### Problem statement
Copy out all of the material exactly.

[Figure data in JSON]
+--
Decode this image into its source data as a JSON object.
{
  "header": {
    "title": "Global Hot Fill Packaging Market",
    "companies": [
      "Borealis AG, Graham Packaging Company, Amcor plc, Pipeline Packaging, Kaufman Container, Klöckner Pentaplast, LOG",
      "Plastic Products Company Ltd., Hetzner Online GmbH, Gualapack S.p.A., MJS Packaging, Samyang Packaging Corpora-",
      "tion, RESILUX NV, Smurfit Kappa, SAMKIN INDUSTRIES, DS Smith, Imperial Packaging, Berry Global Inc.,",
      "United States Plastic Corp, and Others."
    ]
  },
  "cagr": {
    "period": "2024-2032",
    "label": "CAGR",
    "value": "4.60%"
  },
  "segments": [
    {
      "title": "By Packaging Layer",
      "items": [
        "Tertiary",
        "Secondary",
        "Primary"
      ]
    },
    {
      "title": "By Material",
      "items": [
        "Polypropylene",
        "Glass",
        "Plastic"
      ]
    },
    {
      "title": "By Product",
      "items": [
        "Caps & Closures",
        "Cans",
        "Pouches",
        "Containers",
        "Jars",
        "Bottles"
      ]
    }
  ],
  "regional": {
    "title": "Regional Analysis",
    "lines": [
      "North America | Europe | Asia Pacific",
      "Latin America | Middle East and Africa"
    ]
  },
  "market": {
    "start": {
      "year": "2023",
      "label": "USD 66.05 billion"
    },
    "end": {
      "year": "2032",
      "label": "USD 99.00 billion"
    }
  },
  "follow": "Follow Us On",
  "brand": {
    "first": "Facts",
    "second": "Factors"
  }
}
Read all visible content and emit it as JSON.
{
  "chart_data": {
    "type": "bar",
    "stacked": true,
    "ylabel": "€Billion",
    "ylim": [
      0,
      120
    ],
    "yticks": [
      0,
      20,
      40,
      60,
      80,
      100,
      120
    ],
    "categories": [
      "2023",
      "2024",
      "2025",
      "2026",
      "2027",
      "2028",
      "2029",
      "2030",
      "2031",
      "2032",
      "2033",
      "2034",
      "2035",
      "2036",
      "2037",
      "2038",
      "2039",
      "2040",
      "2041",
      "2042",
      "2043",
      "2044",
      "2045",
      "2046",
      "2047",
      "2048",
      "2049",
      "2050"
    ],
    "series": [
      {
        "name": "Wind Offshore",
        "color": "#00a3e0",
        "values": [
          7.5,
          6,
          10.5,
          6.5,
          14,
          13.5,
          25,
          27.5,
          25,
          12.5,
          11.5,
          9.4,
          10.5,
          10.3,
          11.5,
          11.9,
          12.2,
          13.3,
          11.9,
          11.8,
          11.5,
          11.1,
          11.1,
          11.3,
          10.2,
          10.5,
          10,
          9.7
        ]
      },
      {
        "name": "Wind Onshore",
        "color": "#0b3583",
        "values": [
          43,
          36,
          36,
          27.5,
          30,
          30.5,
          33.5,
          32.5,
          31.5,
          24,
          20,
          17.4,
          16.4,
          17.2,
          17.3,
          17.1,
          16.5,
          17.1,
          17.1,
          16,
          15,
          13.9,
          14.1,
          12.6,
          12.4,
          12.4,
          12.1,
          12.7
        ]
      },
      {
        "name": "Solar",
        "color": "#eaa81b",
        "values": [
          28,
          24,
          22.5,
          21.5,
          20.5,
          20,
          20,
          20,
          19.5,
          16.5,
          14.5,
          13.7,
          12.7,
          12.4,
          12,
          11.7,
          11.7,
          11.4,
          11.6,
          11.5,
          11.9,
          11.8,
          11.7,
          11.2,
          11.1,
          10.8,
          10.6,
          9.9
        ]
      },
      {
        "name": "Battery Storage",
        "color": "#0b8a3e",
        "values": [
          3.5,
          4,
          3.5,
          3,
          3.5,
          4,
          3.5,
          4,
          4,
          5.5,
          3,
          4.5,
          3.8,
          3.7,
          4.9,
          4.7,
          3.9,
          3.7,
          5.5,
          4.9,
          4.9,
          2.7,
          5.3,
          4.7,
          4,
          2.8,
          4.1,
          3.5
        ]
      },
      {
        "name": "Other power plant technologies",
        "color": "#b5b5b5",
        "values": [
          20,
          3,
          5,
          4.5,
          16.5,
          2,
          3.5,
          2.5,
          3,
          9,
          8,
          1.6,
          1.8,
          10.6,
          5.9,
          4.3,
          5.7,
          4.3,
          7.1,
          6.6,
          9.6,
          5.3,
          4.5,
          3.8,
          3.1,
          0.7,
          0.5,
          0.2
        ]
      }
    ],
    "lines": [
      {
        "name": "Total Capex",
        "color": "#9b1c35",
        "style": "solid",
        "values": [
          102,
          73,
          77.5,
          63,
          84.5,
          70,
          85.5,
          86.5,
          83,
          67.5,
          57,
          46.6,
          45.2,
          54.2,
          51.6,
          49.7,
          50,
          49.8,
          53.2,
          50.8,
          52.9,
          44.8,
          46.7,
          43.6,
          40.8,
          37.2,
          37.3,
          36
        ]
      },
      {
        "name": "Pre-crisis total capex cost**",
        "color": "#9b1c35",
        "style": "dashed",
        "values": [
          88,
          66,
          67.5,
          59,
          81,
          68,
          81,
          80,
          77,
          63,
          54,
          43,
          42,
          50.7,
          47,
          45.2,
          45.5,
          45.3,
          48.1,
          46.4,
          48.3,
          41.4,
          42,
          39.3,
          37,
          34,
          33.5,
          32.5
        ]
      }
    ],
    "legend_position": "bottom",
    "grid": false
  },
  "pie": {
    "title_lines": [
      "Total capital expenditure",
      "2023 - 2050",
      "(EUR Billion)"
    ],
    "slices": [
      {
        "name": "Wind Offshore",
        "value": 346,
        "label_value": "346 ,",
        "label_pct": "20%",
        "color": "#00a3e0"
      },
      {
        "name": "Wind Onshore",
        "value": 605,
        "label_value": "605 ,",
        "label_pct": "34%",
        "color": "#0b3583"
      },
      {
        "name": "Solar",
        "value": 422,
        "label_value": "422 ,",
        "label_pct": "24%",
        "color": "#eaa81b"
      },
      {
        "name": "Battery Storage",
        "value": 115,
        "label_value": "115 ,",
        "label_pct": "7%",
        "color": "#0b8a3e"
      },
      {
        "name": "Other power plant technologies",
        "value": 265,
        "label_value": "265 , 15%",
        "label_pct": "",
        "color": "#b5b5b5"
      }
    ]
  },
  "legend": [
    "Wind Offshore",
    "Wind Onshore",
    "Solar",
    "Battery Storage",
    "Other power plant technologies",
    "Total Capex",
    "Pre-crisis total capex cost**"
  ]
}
+--
### Response for this exercise
Decode this image into its source data as a JSON object.
{
  "header": {
    "title": "Global Hot Fill Packaging Market",
    "companies": [
      "Borealis AG, Graham Packaging Company, Amcor plc, Pipeline Packaging, Kaufman Container, Klöckner Pentaplast, LOG",
      "Plastic Products Company Ltd., Hetzner Online GmbH, Gualapack S.p.A., MJS Packaging, Samyang Packaging Corpora-",
      "tion, RESILUX NV, Smurfit Kappa, SAMKIN INDUSTRIES, DS Smith, Imperial Packaging, Berry Global Inc.,",
      "United States Plastic Corp, and Others."
    ]
  },
  "cagr": {
    "period": "2024-2032",
    "label": "CAGR",
    "value": "4.60%"
  },
  "segments": [
    {
      "title": "By Packaging Layer",
      "items": [
        "Tertiary",
        "Secondary",
        "Primary"
      ]
    },
    {
      "title": "By Material",
      "items": [
        "Polypropylene",
        "Glass",
        "Plastic"
      ]
    },
    {
      "title": "By Product",
      "items": [
        "Caps & Closures",
        "Cans",
        "Pouches",
        "Containers",
        "Jars",
        "Bottles"
      ]
    }
  ],
  "regional": {
    "title": "Regional Analysis",
    "lines": [
      "North America | Europe | Asia Pacific",
      "Latin America | Middle East and Africa"
    ]
  },
  "market": {
    "start": {
      "year": "2023",
      "label": "USD 66.05 billion"
    },
    "end": {
      "year": "2032",
      "label": "USD 99.00 billion"
    }
  },
  "follow": "Follow Us On",
  "brand": {
    "first": "Facts",
    "second": "Factors"
  }
}
Read all visible content and emit it as JSON.
{
  "chart_data": {
    "type": "bar",
    "stacked": true,
    "ylabel": "€Billion",
    "ylim": [
      0,
      120
    ],
    "yticks": [
      0,
      20,
      40,
      60,
      80,
      100,
      120
    ],
    "categories": [
      "2023",
      "2024",
      "2025",
      "2026",
      "2027",
      "2028",
      "2029",
      "2030",
      "2031",
      "2032",
      "2033",
      "2034",
      "2035",
      "2036",
      "2037",
      "2038",
      "2039",
      "2040",
      "2041",
      "2042",
      "2043",
      "2044",
      "2045",
      "2046",
      "2047",
      "2048",
      "2049",
      "2050"
    ],
    "series": [
      {
        "name": "Wind Offshore",
        "color": "#00a3e0",
        "values": [
          7.5,
          6,
          10.5,
          6.5,
          14,
          13.5,
          25,
          27.5,
          25,
          12.5,
          11.5,
          9.4,
          10.5,
          10.3,
          11.5,
          11.9,
          12.2,
          13.3,
          11.9,
          11.8,
          11.5,
          11.1,
          11.1,
          11.3,
          10.2,
          10.5,
          10,
          9.7
        ]
      },
      {
        "name": "Wind Onshore",
        "color": "#0b3583",
        "values": [
          43,
          36,
          36,
          27.5,
          30,
          30.5,
          33.5,
          32.5,
          31.5,
          24,
          20,
          17.4,
          16.4,
          17.2,
          17.3,
          17.1,
          16.5,
          17.1,
          17.1,
          16,
          15,
          13.9,
          14.1,
          12.6,
          12.4,
          12.4,
          12.1,
          12.7
        ]
      },
      {
        "name": "Solar",
        "color": "#eaa81b",
        "values": [
          28,
          24,
          22.5,
          21.5,
          20.5,
          20,
          20,
          20,
          19.5,
          16.5,
          14.5,
          13.7,
          12.7,
          12.4,
          12,
          11.7,
          11.7,
          11.4,
          11.6,
          11.5,
          11.9,
          11.8,
          11.7,
          11.2,
          11.1,
          10.8,
          10.6,
          9.9
        ]
      },
      {
        "name": "Battery Storage",
        "color": "#0b8a3e",
        "values": [
          3.5,
          4,
          3.5,
          3,
          3.5,
          4,
          3.5,
          4,
          4,
          5.5,
          3,
          4.5,
          3.8,
          3.7,
          4.9,
          4.7,
          3.9,
          3.7,
          5.5,
          4.9,
          4.9,
          2.7,
          5.3,
          4.7,
          4,
          2.8,
          4.1,
          3.5
        ]
      },
      {
        "name": "Other power plant technologies",
        "color": "#b5b5b5",
        "values": [
          20,
          3,
          5,
          4.5,
          16.5,
          2,
          3.5,
          2.5,
          3,
          9,
          8,
          1.6,
          1.8,
          10.6,
          5.9,
          4.3,
          5.7,
          4.3,
          7.1,
          6.6,
          9.6,
          5.3,
          4.5,
          3.8,
          3.1,
          0.7,
          0.5,
          0.2
        ]
      }
    ],
    "lines": [
      {
        "name": "Total Capex",
        "color": "#9b1c35",
        "style": "solid",
        "values": [
          102,
          73,
          77.5,
          63,
          84.5,
          70,
          85.5,
          86.5,
          83,
          67.5,
          57,
          46.6,
          45.2,
          54.2,
          51.6,
          49.7,
          50,
          49.8,
          53.2,
          50.8,
          52.9,
          44.8,
          46.7,
          43.6,
          40.8,
          37.2,
          37.3,
          36
        ]
      },
      {
        "name": "Pre-crisis total capex cost**",
        "color": "#9b1c35",
        "style": "dashed",
        "values": [
          88,
          66,
          67.5,
          59,
          81,
          68,
          81,
          80,
          77,
          63,
          54,
          43,
          42,
          50.7,
          47,
          45.2,
          45.5,
          45.3,
          48.1,
          46.4,
          48.3,
          41.4,
          42,
          39.3,
          37,
          34,
          33.5,
          32.5
        ]
      }
    ],
    "legend_position": "bottom",
    "grid": false
  },
  "pie": {
    "title_lines": [
      "Total capital expenditure",
      "2023 - 2050",
      "(EUR Billion)"
    ],
    "slices": [
      {
        "name": "Wind Offshore",
        "value": 346,
        "label_value": "346 ,",
        "label_pct": "20%",
        "color": "#00a3e0"
      },
      {
        "name": "Wind Onshore",
        "value": 605,
        "label_value": "605 ,",
        "label_pct": "34%",
        "color": "#0b3583"
      },
      {
        "name": "Solar",
        "value": 422,
        "label_value": "422 ,",
        "label_pct": "24%",
        "color": "#eaa81b"
      },
      {
        "name": "Battery Storage",
        "value": 115,
        "label_value": "115 ,",
        "label_pct": "7%",
        "color": "#0b8a3e"
      },
      {
        "name": "Other power plant technologies",
        "value": 265,
        "label_value": "265 , 15%",
        "label_pct": "",
        "color": "#b5b5b5"
      }
    ]
  },
  "legend": [
    "Wind Offshore",
    "Wind Onshore",
    "Solar",
    "Battery Storage",
    "Other power plant technologies",
    "Total Capex",
    "Pre-crisis total capex cost**"
  ]
}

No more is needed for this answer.